**Written task:** Write out the entries verbatim and leave the images out of the copy.

**Data excerpts:**

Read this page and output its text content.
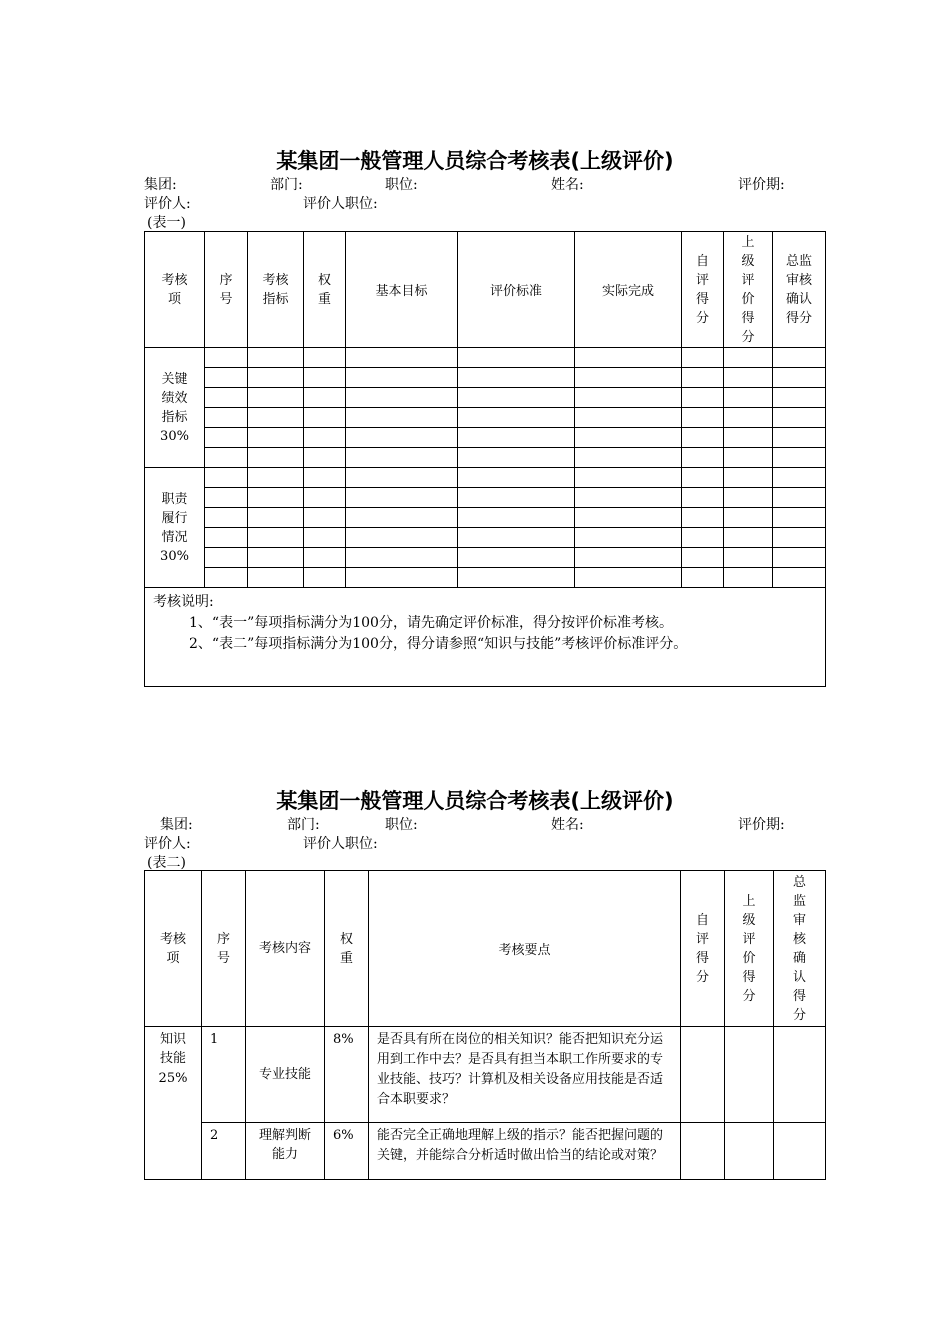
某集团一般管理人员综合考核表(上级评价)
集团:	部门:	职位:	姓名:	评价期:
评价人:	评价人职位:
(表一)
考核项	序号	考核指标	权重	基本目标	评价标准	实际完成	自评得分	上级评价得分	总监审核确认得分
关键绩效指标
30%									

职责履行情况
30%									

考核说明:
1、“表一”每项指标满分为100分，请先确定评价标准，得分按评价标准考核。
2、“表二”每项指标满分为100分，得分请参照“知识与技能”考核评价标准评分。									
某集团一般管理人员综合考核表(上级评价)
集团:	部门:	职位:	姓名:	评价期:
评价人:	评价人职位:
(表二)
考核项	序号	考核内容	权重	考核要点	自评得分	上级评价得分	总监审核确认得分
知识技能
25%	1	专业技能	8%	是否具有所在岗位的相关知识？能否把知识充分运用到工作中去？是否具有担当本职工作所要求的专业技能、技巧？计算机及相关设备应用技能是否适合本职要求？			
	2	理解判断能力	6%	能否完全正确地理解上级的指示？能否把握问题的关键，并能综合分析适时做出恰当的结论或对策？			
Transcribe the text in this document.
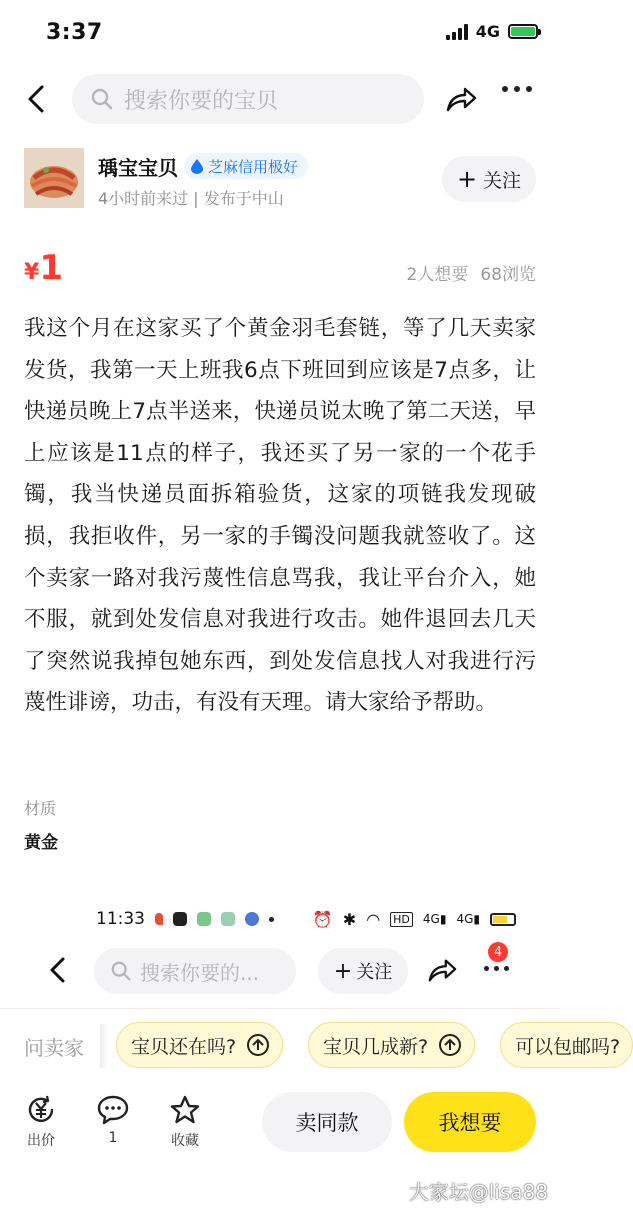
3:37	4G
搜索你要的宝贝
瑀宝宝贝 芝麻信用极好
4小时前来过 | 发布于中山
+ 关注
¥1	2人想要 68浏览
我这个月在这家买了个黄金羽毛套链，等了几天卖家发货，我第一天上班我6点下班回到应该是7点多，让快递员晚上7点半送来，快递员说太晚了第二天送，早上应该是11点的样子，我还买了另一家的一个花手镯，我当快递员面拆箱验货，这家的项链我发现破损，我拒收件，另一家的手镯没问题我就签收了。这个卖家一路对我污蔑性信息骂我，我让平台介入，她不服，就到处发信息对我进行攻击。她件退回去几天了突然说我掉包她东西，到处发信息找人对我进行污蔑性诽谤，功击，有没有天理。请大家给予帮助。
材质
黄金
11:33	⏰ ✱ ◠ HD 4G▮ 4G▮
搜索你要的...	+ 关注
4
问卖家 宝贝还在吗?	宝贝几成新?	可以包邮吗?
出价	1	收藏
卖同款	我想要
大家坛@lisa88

**Correct result:**
Read this page and output its text content.
某集团一般管理人员综合考核表(上级评价)
集团:	部门:	职位:	姓名:	评价期:
评价人:	评价人职位:
(表一)
考核项	序号	考核指标	权重	基本目标	评价标准	实际完成	自评得分	上级评价得分	总监审核确认得分
关键绩效指标
30%									

职责履行情况
30%									

考核说明:
1、“表一”每项指标满分为100分，请先确定评价标准，得分按评价标准考核。
2、“表二”每项指标满分为100分，得分请参照“知识与技能”考核评价标准评分。									
某集团一般管理人员综合考核表(上级评价)
集团:	部门:	职位:	姓名:	评价期:
评价人:	评价人职位:
(表二)
考核项	序号	考核内容	权重	考核要点	自评得分	上级评价得分	总监审核确认得分
知识技能
25%	1	专业技能	8%	是否具有所在岗位的相关知识？能否把知识充分运用到工作中去？是否具有担当本职工作所要求的专业技能、技巧？计算机及相关设备应用技能是否适合本职要求？			
	2	理解判断能力	6%	能否完全正确地理解上级的指示？能否把握问题的关键，并能综合分析适时做出恰当的结论或对策？			
Transcribe the text in this document.
3:37	4G
搜索你要的宝贝
瑀宝宝贝 芝麻信用极好
4小时前来过 | 发布于中山
+ 关注
¥1	2人想要 68浏览
我这个月在这家买了个黄金羽毛套链，等了几天卖家发货，我第一天上班我6点下班回到应该是7点多，让快递员晚上7点半送来，快递员说太晚了第二天送，早上应该是11点的样子，我还买了另一家的一个花手镯，我当快递员面拆箱验货，这家的项链我发现破损，我拒收件，另一家的手镯没问题我就签收了。这个卖家一路对我污蔑性信息骂我，我让平台介入，她不服，就到处发信息对我进行攻击。她件退回去几天了突然说我掉包她东西，到处发信息找人对我进行污蔑性诽谤，功击，有没有天理。请大家给予帮助。
材质
黄金
11:33	⏰ ✱ ◠ HD 4G▮ 4G▮
搜索你要的...	+ 关注
4
问卖家 宝贝还在吗?	宝贝几成新?	可以包邮吗?
出价	1	收藏
卖同款	我想要
大家坛@lisa88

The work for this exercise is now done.